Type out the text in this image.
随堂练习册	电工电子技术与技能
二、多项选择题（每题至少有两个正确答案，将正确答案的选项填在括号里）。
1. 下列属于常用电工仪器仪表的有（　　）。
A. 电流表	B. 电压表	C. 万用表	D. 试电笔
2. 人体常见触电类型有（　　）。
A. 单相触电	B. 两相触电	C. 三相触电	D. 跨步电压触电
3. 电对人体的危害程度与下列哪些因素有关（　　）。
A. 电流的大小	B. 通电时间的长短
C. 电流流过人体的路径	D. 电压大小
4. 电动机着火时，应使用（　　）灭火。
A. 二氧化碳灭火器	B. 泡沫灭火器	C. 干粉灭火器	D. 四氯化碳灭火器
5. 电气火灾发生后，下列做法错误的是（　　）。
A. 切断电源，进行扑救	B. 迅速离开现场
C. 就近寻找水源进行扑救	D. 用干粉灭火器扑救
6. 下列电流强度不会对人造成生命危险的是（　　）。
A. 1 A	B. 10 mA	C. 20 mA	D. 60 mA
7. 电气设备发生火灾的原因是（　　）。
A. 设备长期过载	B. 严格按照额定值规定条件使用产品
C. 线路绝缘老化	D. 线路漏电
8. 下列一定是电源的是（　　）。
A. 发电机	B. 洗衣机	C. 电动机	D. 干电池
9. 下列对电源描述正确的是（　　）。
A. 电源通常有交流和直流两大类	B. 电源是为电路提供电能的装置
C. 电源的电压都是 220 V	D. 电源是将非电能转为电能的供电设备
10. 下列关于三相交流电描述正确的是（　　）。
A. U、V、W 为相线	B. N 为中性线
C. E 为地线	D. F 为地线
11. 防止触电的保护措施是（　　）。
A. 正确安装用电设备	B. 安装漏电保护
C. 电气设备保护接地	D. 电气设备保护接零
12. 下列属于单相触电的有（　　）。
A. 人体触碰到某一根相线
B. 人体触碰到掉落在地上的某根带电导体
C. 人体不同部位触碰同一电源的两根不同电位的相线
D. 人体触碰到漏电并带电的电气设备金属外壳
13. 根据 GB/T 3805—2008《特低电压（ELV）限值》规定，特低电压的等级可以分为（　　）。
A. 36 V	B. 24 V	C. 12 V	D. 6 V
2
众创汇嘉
================
Write out the whole listing again, exactly as it stands.

Type out the text in this image.
随堂练习册	电工电子技术与技能
二、多项选择题（每题至少有两个正确答案，将正确答案的选项填在括号里）。
1. 下列属于常用电工仪器仪表的有（　　）。
A. 电流表	B. 电压表	C. 万用表	D. 试电笔
2. 人体常见触电类型有（　　）。
A. 单相触电	B. 两相触电	C. 三相触电	D. 跨步电压触电
3. 电对人体的危害程度与下列哪些因素有关（　　）。
A. 电流的大小	B. 通电时间的长短
C. 电流流过人体的路径	D. 电压大小
4. 电动机着火时，应使用（　　）灭火。
A. 二氧化碳灭火器	B. 泡沫灭火器	C. 干粉灭火器	D. 四氯化碳灭火器
5. 电气火灾发生后，下列做法错误的是（　　）。
A. 切断电源，进行扑救	B. 迅速离开现场
C. 就近寻找水源进行扑救	D. 用干粉灭火器扑救
6. 下列电流强度不会对人造成生命危险的是（　　）。
A. 1 A	B. 10 mA	C. 20 mA	D. 60 mA
7. 电气设备发生火灾的原因是（　　）。
A. 设备长期过载	B. 严格按照额定值规定条件使用产品
C. 线路绝缘老化	D. 线路漏电
8. 下列一定是电源的是（　　）。
A. 发电机	B. 洗衣机	C. 电动机	D. 干电池
9. 下列对电源描述正确的是（　　）。
A. 电源通常有交流和直流两大类	B. 电源是为电路提供电能的装置
C. 电源的电压都是 220 V	D. 电源是将非电能转为电能的供电设备
10. 下列关于三相交流电描述正确的是（　　）。
A. U、V、W 为相线	B. N 为中性线
C. E 为地线	D. F 为地线
11. 防止触电的保护措施是（　　）。
A. 正确安装用电设备	B. 安装漏电保护
C. 电气设备保护接地	D. 电气设备保护接零
12. 下列属于单相触电的有（　　）。
A. 人体触碰到某一根相线
B. 人体触碰到掉落在地上的某根带电导体
C. 人体不同部位触碰同一电源的两根不同电位的相线
D. 人体触碰到漏电并带电的电气设备金属外壳
13. 根据 GB/T 3805—2008《特低电压（ELV）限值》规定，特低电压的等级可以分为（　　）。
A. 36 V	B. 24 V	C. 12 V	D. 6 V
2
众创汇嘉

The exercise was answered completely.